• _CHALLENGE_
Retype the records below word for word and omit any image.

• _GIVEN DATA_
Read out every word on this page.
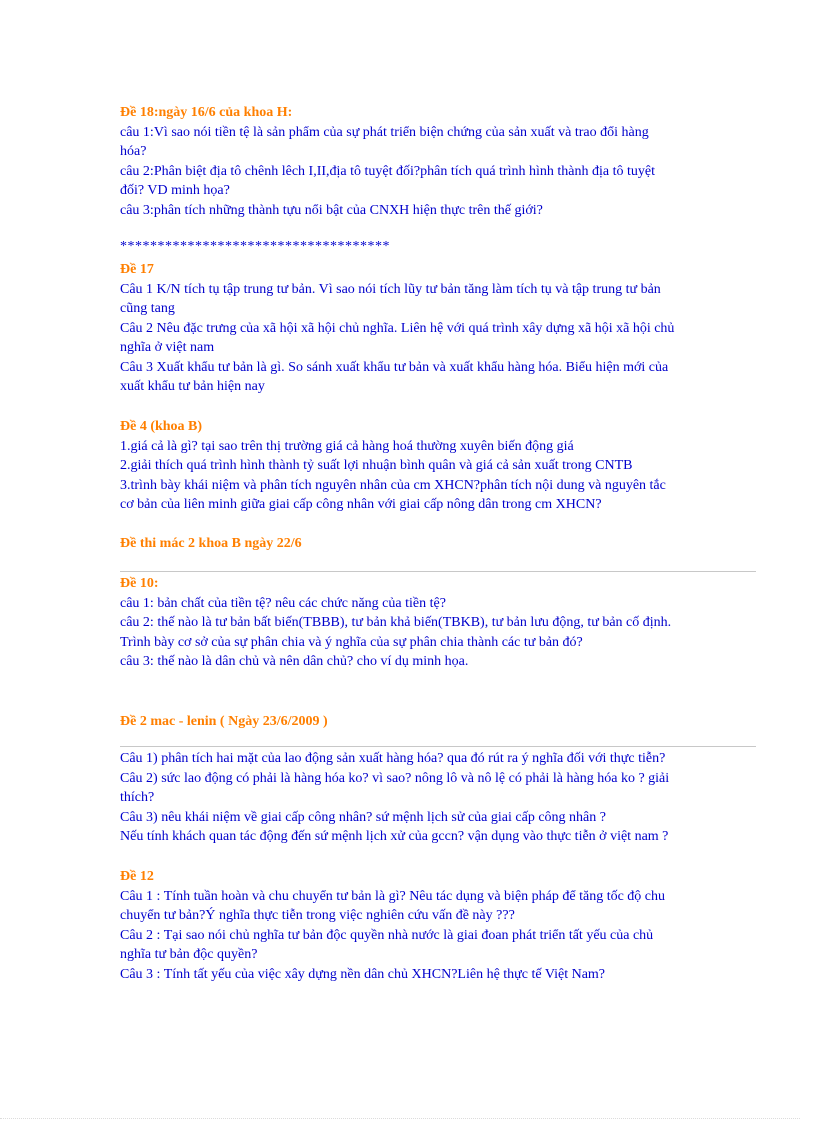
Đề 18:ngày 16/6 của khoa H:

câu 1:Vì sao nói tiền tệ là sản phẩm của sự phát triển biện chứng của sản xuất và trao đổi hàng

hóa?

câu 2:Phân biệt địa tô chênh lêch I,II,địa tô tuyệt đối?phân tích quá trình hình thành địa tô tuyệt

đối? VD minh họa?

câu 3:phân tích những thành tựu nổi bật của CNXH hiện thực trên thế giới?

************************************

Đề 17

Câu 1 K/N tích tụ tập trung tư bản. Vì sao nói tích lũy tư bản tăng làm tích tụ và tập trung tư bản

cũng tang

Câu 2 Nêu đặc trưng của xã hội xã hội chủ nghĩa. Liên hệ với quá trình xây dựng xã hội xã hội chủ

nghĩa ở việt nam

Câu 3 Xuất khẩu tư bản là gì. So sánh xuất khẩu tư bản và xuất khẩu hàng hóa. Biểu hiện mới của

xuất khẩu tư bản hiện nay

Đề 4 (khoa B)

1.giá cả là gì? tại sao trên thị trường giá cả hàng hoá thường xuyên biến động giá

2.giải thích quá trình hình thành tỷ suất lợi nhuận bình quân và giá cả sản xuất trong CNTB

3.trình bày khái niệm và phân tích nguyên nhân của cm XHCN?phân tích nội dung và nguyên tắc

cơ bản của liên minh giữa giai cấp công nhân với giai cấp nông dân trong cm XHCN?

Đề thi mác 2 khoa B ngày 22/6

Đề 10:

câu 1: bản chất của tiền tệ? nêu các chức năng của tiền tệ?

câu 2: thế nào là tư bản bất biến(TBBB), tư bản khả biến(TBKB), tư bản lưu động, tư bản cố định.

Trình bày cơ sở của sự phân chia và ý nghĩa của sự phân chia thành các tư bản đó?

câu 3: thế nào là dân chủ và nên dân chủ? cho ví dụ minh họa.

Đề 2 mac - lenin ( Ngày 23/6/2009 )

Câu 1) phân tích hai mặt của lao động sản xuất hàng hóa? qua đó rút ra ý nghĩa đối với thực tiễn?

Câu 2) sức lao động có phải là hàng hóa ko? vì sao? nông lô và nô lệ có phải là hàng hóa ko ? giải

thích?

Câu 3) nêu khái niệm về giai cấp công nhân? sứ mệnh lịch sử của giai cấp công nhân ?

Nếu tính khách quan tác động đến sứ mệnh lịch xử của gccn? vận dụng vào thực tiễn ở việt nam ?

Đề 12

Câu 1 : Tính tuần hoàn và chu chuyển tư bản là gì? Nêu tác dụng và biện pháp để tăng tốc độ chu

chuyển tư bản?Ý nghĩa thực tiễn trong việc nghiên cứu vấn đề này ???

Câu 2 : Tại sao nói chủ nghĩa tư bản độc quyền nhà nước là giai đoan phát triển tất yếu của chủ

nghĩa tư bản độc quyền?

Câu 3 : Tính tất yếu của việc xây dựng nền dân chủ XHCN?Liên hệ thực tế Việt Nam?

• _EXERCISE ANSWER_
Read out every word on this page.
Đề 18:ngày 16/6 của khoa H:

câu 1:Vì sao nói tiền tệ là sản phẩm của sự phát triển biện chứng của sản xuất và trao đổi hàng

hóa?

câu 2:Phân biệt địa tô chênh lêch I,II,địa tô tuyệt đối?phân tích quá trình hình thành địa tô tuyệt

đối? VD minh họa?

câu 3:phân tích những thành tựu nổi bật của CNXH hiện thực trên thế giới?

************************************

Đề 17

Câu 1 K/N tích tụ tập trung tư bản. Vì sao nói tích lũy tư bản tăng làm tích tụ và tập trung tư bản

cũng tang

Câu 2 Nêu đặc trưng của xã hội xã hội chủ nghĩa. Liên hệ với quá trình xây dựng xã hội xã hội chủ

nghĩa ở việt nam

Câu 3 Xuất khẩu tư bản là gì. So sánh xuất khẩu tư bản và xuất khẩu hàng hóa. Biểu hiện mới của

xuất khẩu tư bản hiện nay

Đề 4 (khoa B)

1.giá cả là gì? tại sao trên thị trường giá cả hàng hoá thường xuyên biến động giá

2.giải thích quá trình hình thành tỷ suất lợi nhuận bình quân và giá cả sản xuất trong CNTB

3.trình bày khái niệm và phân tích nguyên nhân của cm XHCN?phân tích nội dung và nguyên tắc

cơ bản của liên minh giữa giai cấp công nhân với giai cấp nông dân trong cm XHCN?

Đề thi mác 2 khoa B ngày 22/6

Đề 10:

câu 1: bản chất của tiền tệ? nêu các chức năng của tiền tệ?

câu 2: thế nào là tư bản bất biến(TBBB), tư bản khả biến(TBKB), tư bản lưu động, tư bản cố định.

Trình bày cơ sở của sự phân chia và ý nghĩa của sự phân chia thành các tư bản đó?

câu 3: thế nào là dân chủ và nên dân chủ? cho ví dụ minh họa.

Đề 2 mac - lenin ( Ngày 23/6/2009 )

Câu 1) phân tích hai mặt của lao động sản xuất hàng hóa? qua đó rút ra ý nghĩa đối với thực tiễn?

Câu 2) sức lao động có phải là hàng hóa ko? vì sao? nông lô và nô lệ có phải là hàng hóa ko ? giải

thích?

Câu 3) nêu khái niệm về giai cấp công nhân? sứ mệnh lịch sử của giai cấp công nhân ?

Nếu tính khách quan tác động đến sứ mệnh lịch xử của gccn? vận dụng vào thực tiễn ở việt nam ?

Đề 12

Câu 1 : Tính tuần hoàn và chu chuyển tư bản là gì? Nêu tác dụng và biện pháp để tăng tốc độ chu

chuyển tư bản?Ý nghĩa thực tiễn trong việc nghiên cứu vấn đề này ???

Câu 2 : Tại sao nói chủ nghĩa tư bản độc quyền nhà nước là giai đoan phát triển tất yếu của chủ

nghĩa tư bản độc quyền?

Câu 3 : Tính tất yếu của việc xây dựng nền dân chủ XHCN?Liên hệ thực tế Việt Nam?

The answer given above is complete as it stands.